#### Problem to work on
Reproduce the records that follow in full, excluding any picture they contain.
-- Start Records shown --
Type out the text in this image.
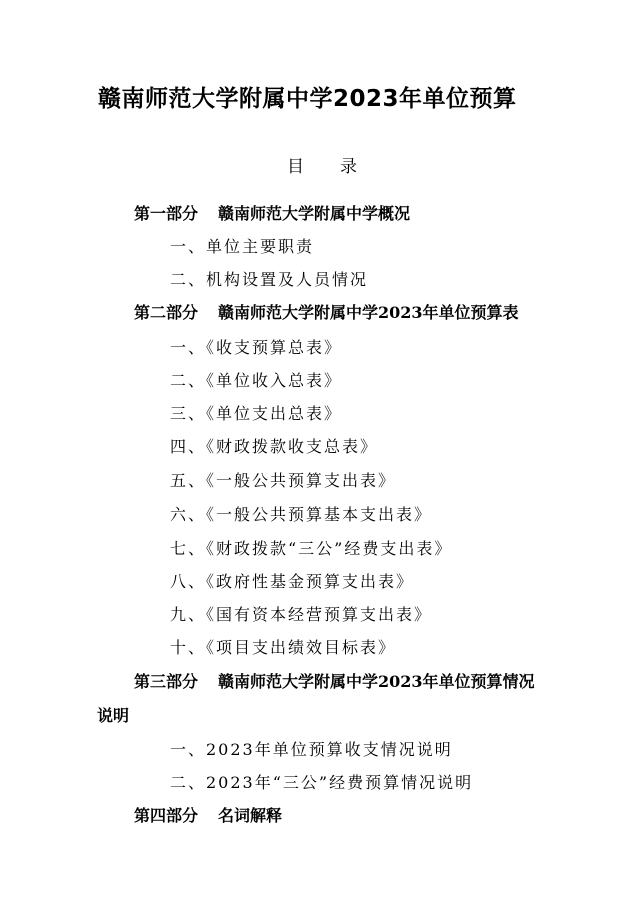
赣南师范大学附属中学2023年单位预算
目 录
第一部分 赣南师范大学附属中学概况
一、单位主要职责
二、机构设置及人员情况
第二部分 赣南师范大学附属中学2023年单位预算表
一、《收支预算总表》
二、《单位收入总表》
三、《单位支出总表》
四、《财政拨款收支总表》
五、《一般公共预算支出表》
六、《一般公共预算基本支出表》
七、《财政拨款“三公”经费支出表》
八、《政府性基金预算支出表》
九、《国有资本经营预算支出表》
十、《项目支出绩效目标表》
第三部分 赣南师范大学附属中学2023年单位预算情况
说明
一、2023年单位预算收支情况说明
二、2023年“三公”经费预算情况说明
第四部分 名词解释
-- End Records shown --
#### Worked answer
Type out the text in this image.
赣南师范大学附属中学2023年单位预算
目 录
第一部分 赣南师范大学附属中学概况
一、单位主要职责
二、机构设置及人员情况
第二部分 赣南师范大学附属中学2023年单位预算表
一、《收支预算总表》
二、《单位收入总表》
三、《单位支出总表》
四、《财政拨款收支总表》
五、《一般公共预算支出表》
六、《一般公共预算基本支出表》
七、《财政拨款“三公”经费支出表》
八、《政府性基金预算支出表》
九、《国有资本经营预算支出表》
十、《项目支出绩效目标表》
第三部分 赣南师范大学附属中学2023年单位预算情况
说明
一、2023年单位预算收支情况说明
二、2023年“三公”经费预算情况说明
第四部分 名词解释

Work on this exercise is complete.